> [Problem to work on]:
Repeat the material exactly as it appears.

Stored items:
────────────────────────────────────────

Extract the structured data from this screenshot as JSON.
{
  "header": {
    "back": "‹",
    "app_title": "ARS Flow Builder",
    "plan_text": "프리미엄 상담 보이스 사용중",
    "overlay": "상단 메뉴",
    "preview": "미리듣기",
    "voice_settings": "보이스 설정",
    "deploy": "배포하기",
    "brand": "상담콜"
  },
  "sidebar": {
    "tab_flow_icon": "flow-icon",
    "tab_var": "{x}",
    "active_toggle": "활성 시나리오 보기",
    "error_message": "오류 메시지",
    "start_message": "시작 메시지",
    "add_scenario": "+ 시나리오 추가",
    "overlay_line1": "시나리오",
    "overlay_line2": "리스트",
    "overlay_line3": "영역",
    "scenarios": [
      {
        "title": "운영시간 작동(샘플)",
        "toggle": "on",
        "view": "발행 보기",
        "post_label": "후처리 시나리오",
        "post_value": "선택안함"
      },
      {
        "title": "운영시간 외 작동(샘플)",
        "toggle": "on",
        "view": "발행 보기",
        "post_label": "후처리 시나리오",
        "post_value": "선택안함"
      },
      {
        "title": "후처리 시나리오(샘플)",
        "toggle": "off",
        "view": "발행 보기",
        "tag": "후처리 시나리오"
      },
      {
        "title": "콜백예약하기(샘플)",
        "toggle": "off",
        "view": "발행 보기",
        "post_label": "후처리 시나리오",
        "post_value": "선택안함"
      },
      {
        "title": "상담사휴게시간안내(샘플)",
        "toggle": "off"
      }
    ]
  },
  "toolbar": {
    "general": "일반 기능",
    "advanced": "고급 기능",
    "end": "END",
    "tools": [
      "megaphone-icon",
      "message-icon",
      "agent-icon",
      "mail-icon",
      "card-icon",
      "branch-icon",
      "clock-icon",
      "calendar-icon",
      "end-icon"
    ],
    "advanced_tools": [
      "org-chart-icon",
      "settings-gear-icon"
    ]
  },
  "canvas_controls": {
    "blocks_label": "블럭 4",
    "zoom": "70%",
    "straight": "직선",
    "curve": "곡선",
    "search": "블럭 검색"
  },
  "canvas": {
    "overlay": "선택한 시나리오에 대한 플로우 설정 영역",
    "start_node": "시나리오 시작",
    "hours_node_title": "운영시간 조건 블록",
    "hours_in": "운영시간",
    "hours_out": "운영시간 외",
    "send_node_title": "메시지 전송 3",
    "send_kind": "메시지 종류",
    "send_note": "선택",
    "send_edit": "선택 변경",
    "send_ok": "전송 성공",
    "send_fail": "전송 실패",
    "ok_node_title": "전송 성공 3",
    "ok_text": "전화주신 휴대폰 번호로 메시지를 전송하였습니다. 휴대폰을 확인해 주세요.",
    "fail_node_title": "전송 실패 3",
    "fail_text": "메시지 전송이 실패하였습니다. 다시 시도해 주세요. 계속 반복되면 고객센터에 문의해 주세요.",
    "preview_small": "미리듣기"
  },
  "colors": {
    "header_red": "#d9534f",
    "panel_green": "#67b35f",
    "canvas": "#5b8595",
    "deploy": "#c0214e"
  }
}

────────────────────────────────────────

> [Response to this task]:
Extract the structured data from this screenshot as JSON.
{
  "header": {
    "back": "‹",
    "app_title": "ARS Flow Builder",
    "plan_text": "프리미엄 상담 보이스 사용중",
    "overlay": "상단 메뉴",
    "preview": "미리듣기",
    "voice_settings": "보이스 설정",
    "deploy": "배포하기",
    "brand": "상담콜"
  },
  "sidebar": {
    "tab_flow_icon": "flow-icon",
    "tab_var": "{x}",
    "active_toggle": "활성 시나리오 보기",
    "error_message": "오류 메시지",
    "start_message": "시작 메시지",
    "add_scenario": "+ 시나리오 추가",
    "overlay_line1": "시나리오",
    "overlay_line2": "리스트",
    "overlay_line3": "영역",
    "scenarios": [
      {
        "title": "운영시간 작동(샘플)",
        "toggle": "on",
        "view": "발행 보기",
        "post_label": "후처리 시나리오",
        "post_value": "선택안함"
      },
      {
        "title": "운영시간 외 작동(샘플)",
        "toggle": "on",
        "view": "발행 보기",
        "post_label": "후처리 시나리오",
        "post_value": "선택안함"
      },
      {
        "title": "후처리 시나리오(샘플)",
        "toggle": "off",
        "view": "발행 보기",
        "tag": "후처리 시나리오"
      },
      {
        "title": "콜백예약하기(샘플)",
        "toggle": "off",
        "view": "발행 보기",
        "post_label": "후처리 시나리오",
        "post_value": "선택안함"
      },
      {
        "title": "상담사휴게시간안내(샘플)",
        "toggle": "off"
      }
    ]
  },
  "toolbar": {
    "general": "일반 기능",
    "advanced": "고급 기능",
    "end": "END",
    "tools": [
      "megaphone-icon",
      "message-icon",
      "agent-icon",
      "mail-icon",
      "card-icon",
      "branch-icon",
      "clock-icon",
      "calendar-icon",
      "end-icon"
    ],
    "advanced_tools": [
      "org-chart-icon",
      "settings-gear-icon"
    ]
  },
  "canvas_controls": {
    "blocks_label": "블럭 4",
    "zoom": "70%",
    "straight": "직선",
    "curve": "곡선",
    "search": "블럭 검색"
  },
  "canvas": {
    "overlay": "선택한 시나리오에 대한 플로우 설정 영역",
    "start_node": "시나리오 시작",
    "hours_node_title": "운영시간 조건 블록",
    "hours_in": "운영시간",
    "hours_out": "운영시간 외",
    "send_node_title": "메시지 전송 3",
    "send_kind": "메시지 종류",
    "send_note": "선택",
    "send_edit": "선택 변경",
    "send_ok": "전송 성공",
    "send_fail": "전송 실패",
    "ok_node_title": "전송 성공 3",
    "ok_text": "전화주신 휴대폰 번호로 메시지를 전송하였습니다. 휴대폰을 확인해 주세요.",
    "fail_node_title": "전송 실패 3",
    "fail_text": "메시지 전송이 실패하였습니다. 다시 시도해 주세요. 계속 반복되면 고객센터에 문의해 주세요.",
    "preview_small": "미리듣기"
  },
  "colors": {
    "header_red": "#d9534f",
    "panel_green": "#67b35f",
    "canvas": "#5b8595",
    "deploy": "#c0214e"
  }
}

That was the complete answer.